WHAT THE TASK REQUIRES
Find each line with the word "left" and copy it.

(Stored items from a collection)
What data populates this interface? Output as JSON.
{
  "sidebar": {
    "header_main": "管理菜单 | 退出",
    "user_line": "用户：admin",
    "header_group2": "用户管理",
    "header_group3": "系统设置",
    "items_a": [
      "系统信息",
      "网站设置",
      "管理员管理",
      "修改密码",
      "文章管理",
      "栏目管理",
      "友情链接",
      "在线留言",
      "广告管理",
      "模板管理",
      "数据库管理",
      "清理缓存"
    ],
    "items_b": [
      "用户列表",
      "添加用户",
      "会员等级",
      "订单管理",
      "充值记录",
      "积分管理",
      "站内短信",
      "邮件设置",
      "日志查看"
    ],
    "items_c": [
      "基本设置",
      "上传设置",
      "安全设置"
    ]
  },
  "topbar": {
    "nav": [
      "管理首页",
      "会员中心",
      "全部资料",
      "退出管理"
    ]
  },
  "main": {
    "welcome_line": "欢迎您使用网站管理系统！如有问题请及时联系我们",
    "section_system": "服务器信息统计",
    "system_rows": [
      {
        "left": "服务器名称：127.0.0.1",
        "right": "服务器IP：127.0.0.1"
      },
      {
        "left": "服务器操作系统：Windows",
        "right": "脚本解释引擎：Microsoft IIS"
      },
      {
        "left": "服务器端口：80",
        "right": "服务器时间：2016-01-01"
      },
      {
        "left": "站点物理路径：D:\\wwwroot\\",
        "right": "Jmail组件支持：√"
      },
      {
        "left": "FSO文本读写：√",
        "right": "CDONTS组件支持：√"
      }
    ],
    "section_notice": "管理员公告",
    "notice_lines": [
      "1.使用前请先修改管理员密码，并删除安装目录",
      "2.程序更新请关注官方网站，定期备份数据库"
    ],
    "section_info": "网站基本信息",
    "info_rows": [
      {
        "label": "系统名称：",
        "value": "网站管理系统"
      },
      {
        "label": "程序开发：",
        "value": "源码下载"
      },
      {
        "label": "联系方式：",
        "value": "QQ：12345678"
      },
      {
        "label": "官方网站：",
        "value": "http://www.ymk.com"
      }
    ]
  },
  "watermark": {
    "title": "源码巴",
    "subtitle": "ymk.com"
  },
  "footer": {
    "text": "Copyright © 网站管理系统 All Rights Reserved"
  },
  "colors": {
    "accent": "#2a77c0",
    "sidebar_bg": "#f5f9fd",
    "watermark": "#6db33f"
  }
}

EXERCISE ANSWER
        "left": "服务器名称：127.0.0.1",
        "left": "服务器操作系统：Windows",
        "left": "服务器端口：80",
        "left": "站点物理路径：D:\\wwwroot\\",
        "left": "FSO文本读写：√",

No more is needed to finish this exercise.